§ **TASK REQUIREMENTS**
Reproduce the records below in full and without edits, omitting images.

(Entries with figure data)
|---|

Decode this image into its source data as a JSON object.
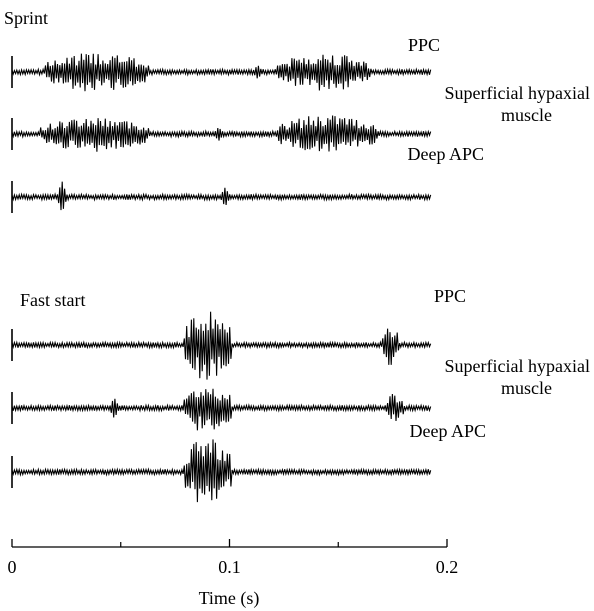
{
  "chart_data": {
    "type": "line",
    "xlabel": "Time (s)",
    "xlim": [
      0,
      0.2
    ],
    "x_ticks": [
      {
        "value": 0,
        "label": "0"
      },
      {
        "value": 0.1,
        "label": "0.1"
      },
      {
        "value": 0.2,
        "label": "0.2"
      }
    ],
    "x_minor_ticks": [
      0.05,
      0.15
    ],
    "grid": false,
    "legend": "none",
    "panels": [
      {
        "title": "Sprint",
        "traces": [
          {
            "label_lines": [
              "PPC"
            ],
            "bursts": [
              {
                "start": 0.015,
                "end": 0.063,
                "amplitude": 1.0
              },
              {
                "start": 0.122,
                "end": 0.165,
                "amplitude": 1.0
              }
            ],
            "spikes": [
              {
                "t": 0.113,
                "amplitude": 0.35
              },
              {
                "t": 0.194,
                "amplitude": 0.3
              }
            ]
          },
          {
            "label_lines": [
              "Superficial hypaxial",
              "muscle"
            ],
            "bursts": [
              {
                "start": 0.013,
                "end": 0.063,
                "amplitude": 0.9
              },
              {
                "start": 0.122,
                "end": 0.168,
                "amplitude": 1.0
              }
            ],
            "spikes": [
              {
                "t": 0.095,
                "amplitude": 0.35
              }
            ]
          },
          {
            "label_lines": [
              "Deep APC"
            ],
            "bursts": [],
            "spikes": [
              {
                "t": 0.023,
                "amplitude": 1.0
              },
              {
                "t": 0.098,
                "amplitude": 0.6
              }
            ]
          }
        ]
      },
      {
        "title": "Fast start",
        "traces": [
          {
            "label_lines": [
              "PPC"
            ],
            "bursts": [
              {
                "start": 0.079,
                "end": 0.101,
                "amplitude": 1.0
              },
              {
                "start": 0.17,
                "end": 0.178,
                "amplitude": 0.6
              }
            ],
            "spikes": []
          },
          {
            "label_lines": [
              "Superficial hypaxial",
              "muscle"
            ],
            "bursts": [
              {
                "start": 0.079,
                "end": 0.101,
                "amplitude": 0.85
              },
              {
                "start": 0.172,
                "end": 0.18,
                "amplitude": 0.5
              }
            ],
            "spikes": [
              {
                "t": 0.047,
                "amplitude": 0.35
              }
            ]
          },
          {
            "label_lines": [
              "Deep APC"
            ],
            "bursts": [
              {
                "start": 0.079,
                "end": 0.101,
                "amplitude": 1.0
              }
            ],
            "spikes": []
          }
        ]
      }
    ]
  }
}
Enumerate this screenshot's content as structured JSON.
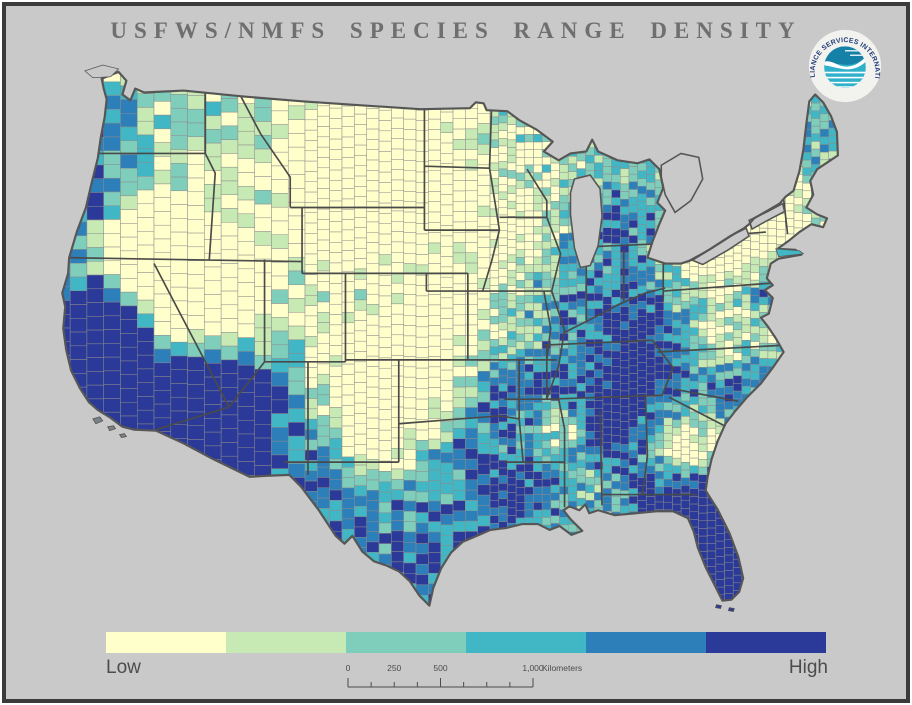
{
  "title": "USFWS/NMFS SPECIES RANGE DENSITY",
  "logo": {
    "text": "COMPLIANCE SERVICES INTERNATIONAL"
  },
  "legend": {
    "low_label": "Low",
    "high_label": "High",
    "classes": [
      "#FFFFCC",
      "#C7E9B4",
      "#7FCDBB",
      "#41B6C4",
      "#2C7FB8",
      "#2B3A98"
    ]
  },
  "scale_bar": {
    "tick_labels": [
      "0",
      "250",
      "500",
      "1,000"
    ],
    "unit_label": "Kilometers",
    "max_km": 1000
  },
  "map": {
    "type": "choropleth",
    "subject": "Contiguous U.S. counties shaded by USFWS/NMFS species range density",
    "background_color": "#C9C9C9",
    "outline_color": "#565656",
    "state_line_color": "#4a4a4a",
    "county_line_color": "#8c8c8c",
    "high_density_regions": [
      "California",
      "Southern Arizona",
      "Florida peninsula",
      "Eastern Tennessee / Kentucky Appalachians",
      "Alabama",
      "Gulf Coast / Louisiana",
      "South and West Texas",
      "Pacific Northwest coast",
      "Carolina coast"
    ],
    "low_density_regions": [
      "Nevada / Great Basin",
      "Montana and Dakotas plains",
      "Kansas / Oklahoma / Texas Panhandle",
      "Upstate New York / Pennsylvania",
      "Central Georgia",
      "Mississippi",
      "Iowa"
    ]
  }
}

|---|

§ **SOLUTION**
Decode this image into its source data as a JSON object.
{
  "chart_data": {
    "type": "line",
    "xlabel": "Time (s)",
    "xlim": [
      0,
      0.2
    ],
    "x_ticks": [
      {
        "value": 0,
        "label": "0"
      },
      {
        "value": 0.1,
        "label": "0.1"
      },
      {
        "value": 0.2,
        "label": "0.2"
      }
    ],
    "x_minor_ticks": [
      0.05,
      0.15
    ],
    "grid": false,
    "legend": "none",
    "panels": [
      {
        "title": "Sprint",
        "traces": [
          {
            "label_lines": [
              "PPC"
            ],
            "bursts": [
              {
                "start": 0.015,
                "end": 0.063,
                "amplitude": 1.0
              },
              {
                "start": 0.122,
                "end": 0.165,
                "amplitude": 1.0
              }
            ],
            "spikes": [
              {
                "t": 0.113,
                "amplitude": 0.35
              },
              {
                "t": 0.194,
                "amplitude": 0.3
              }
            ]
          },
          {
            "label_lines": [
              "Superficial hypaxial",
              "muscle"
            ],
            "bursts": [
              {
                "start": 0.013,
                "end": 0.063,
                "amplitude": 0.9
              },
              {
                "start": 0.122,
                "end": 0.168,
                "amplitude": 1.0
              }
            ],
            "spikes": [
              {
                "t": 0.095,
                "amplitude": 0.35
              }
            ]
          },
          {
            "label_lines": [
              "Deep APC"
            ],
            "bursts": [],
            "spikes": [
              {
                "t": 0.023,
                "amplitude": 1.0
              },
              {
                "t": 0.098,
                "amplitude": 0.6
              }
            ]
          }
        ]
      },
      {
        "title": "Fast start",
        "traces": [
          {
            "label_lines": [
              "PPC"
            ],
            "bursts": [
              {
                "start": 0.079,
                "end": 0.101,
                "amplitude": 1.0
              },
              {
                "start": 0.17,
                "end": 0.178,
                "amplitude": 0.6
              }
            ],
            "spikes": []
          },
          {
            "label_lines": [
              "Superficial hypaxial",
              "muscle"
            ],
            "bursts": [
              {
                "start": 0.079,
                "end": 0.101,
                "amplitude": 0.85
              },
              {
                "start": 0.172,
                "end": 0.18,
                "amplitude": 0.5
              }
            ],
            "spikes": [
              {
                "t": 0.047,
                "amplitude": 0.35
              }
            ]
          },
          {
            "label_lines": [
              "Deep APC"
            ],
            "bursts": [
              {
                "start": 0.079,
                "end": 0.101,
                "amplitude": 1.0
              }
            ],
            "spikes": []
          }
        ]
      }
    ]
  }
}
Enumerate this screenshot's content as structured JSON.
{
  "title": "USFWS/NMFS SPECIES RANGE DENSITY",
  "logo": {
    "text": "COMPLIANCE SERVICES INTERNATIONAL"
  },
  "legend": {
    "low_label": "Low",
    "high_label": "High",
    "classes": [
      "#FFFFCC",
      "#C7E9B4",
      "#7FCDBB",
      "#41B6C4",
      "#2C7FB8",
      "#2B3A98"
    ]
  },
  "scale_bar": {
    "tick_labels": [
      "0",
      "250",
      "500",
      "1,000"
    ],
    "unit_label": "Kilometers",
    "max_km": 1000
  },
  "map": {
    "type": "choropleth",
    "subject": "Contiguous U.S. counties shaded by USFWS/NMFS species range density",
    "background_color": "#C9C9C9",
    "outline_color": "#565656",
    "state_line_color": "#4a4a4a",
    "county_line_color": "#8c8c8c",
    "high_density_regions": [
      "California",
      "Southern Arizona",
      "Florida peninsula",
      "Eastern Tennessee / Kentucky Appalachians",
      "Alabama",
      "Gulf Coast / Louisiana",
      "South and West Texas",
      "Pacific Northwest coast",
      "Carolina coast"
    ],
    "low_density_regions": [
      "Nevada / Great Basin",
      "Montana and Dakotas plains",
      "Kansas / Oklahoma / Texas Panhandle",
      "Upstate New York / Pennsylvania",
      "Central Georgia",
      "Mississippi",
      "Iowa"
    ]
  }
}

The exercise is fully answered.